● AIM OF THE EXERCISE:
Which lines in the material below contain the word "object"? Copy each of them.
=== EXTRACTED ENTRIES ===
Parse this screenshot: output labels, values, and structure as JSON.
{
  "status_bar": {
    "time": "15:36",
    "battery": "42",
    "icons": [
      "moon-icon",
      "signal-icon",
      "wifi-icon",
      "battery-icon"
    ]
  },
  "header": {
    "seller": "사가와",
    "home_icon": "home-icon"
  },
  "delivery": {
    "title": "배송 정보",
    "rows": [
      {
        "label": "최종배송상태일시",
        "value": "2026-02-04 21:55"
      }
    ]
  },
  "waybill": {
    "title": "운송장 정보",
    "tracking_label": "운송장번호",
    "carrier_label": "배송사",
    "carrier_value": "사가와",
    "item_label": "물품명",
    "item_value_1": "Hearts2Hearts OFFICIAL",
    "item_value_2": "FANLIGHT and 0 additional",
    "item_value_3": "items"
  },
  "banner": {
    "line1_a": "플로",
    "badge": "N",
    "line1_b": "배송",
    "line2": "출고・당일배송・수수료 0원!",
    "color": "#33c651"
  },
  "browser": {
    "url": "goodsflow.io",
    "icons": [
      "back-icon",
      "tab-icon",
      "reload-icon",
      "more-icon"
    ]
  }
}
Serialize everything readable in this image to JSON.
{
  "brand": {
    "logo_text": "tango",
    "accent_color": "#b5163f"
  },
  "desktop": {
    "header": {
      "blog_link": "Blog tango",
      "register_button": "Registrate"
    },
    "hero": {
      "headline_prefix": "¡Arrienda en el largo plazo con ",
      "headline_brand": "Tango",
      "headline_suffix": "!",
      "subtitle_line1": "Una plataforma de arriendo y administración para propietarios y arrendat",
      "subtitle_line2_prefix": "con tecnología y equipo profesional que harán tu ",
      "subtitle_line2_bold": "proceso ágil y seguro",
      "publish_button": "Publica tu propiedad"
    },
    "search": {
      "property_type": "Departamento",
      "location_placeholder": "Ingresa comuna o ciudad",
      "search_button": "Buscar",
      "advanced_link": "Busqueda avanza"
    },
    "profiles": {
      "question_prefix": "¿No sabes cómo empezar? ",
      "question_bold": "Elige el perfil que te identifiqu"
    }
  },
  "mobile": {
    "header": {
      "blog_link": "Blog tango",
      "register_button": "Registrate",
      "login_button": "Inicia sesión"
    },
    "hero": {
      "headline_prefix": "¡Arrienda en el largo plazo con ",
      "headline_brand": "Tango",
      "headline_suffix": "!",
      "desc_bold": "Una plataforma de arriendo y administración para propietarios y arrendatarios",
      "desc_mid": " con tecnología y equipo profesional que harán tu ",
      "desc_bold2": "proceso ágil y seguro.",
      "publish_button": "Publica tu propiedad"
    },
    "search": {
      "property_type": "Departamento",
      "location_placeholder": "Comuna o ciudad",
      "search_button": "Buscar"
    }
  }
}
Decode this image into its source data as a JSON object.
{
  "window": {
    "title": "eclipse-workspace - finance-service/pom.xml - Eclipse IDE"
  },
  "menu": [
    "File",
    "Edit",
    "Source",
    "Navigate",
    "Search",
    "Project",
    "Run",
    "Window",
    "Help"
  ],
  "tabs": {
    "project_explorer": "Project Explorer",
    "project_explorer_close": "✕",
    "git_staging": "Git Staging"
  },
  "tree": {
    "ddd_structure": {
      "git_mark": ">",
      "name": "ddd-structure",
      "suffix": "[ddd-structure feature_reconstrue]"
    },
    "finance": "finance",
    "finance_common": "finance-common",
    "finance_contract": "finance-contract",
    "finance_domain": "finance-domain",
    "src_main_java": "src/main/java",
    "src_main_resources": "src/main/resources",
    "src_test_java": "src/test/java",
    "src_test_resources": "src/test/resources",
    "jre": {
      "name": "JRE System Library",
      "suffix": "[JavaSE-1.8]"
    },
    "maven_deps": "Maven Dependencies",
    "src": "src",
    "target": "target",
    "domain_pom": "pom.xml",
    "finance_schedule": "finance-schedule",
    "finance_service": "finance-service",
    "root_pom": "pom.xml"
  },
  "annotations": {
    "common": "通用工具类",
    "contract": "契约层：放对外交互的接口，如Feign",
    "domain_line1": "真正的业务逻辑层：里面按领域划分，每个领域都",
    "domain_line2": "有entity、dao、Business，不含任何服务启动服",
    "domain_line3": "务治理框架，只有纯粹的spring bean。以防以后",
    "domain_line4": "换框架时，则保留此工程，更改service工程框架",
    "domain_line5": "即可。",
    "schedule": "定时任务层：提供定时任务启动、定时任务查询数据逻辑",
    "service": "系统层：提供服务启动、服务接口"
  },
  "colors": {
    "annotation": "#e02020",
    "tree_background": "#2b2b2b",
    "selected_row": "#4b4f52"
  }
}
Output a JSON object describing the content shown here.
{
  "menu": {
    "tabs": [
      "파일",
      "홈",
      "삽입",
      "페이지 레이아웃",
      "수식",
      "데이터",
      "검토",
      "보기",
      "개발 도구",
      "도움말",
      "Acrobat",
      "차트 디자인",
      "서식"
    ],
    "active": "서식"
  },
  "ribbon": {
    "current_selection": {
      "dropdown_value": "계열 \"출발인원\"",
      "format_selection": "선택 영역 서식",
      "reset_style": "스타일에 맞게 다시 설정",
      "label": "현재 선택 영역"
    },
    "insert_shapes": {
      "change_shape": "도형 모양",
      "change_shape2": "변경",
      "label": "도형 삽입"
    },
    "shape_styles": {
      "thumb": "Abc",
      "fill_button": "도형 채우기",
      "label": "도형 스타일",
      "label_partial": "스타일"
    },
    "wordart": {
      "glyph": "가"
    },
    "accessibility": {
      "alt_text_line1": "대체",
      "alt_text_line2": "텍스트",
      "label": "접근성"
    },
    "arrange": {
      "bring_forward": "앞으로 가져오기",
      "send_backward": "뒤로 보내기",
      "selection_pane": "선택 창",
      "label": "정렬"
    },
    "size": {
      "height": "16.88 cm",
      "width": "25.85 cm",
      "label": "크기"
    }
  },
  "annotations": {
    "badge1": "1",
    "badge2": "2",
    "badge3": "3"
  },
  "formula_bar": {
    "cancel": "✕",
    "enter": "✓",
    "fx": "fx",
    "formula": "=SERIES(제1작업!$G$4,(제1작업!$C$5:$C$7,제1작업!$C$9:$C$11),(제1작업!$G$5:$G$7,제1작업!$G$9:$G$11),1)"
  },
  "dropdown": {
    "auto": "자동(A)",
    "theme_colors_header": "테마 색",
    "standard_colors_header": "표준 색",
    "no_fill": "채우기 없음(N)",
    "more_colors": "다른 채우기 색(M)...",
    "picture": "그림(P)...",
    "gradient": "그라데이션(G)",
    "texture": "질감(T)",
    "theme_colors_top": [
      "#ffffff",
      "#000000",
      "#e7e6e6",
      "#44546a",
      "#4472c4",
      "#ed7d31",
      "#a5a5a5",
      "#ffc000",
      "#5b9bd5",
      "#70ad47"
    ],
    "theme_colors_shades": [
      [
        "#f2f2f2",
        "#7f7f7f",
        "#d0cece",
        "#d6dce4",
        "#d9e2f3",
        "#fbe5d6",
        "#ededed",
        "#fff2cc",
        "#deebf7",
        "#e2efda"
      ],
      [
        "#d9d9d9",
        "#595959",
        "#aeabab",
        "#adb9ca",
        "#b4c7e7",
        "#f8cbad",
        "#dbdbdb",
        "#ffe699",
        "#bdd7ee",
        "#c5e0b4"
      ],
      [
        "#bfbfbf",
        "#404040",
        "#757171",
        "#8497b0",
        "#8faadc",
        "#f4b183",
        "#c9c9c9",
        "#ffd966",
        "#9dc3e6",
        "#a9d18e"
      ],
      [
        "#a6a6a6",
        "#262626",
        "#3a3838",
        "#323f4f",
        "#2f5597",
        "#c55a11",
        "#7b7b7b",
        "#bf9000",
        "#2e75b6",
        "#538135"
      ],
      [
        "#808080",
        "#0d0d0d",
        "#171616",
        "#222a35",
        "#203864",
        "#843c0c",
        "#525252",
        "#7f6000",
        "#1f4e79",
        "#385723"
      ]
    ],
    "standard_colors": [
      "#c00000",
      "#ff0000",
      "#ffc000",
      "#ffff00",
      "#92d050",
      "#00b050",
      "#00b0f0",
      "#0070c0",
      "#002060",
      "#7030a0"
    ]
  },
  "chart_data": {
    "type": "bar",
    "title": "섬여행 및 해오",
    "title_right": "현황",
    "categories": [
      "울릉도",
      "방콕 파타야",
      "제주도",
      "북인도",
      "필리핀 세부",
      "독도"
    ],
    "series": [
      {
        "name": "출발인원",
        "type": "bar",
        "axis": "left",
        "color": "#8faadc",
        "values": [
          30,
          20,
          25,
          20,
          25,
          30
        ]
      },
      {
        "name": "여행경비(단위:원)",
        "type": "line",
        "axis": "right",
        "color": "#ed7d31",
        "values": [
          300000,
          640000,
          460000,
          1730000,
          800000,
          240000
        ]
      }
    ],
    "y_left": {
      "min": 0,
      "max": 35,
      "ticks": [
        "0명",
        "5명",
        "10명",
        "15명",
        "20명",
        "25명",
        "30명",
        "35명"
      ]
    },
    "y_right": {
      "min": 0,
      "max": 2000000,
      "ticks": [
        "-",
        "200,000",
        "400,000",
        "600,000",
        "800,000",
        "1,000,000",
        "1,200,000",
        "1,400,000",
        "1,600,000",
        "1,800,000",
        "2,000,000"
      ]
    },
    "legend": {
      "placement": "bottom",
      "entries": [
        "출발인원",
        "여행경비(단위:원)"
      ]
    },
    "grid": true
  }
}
===
● OUTPUT FOR THIS EXERCISE:
Decode this image into its source data as a JSON object.
Output a JSON object describing the content shown here.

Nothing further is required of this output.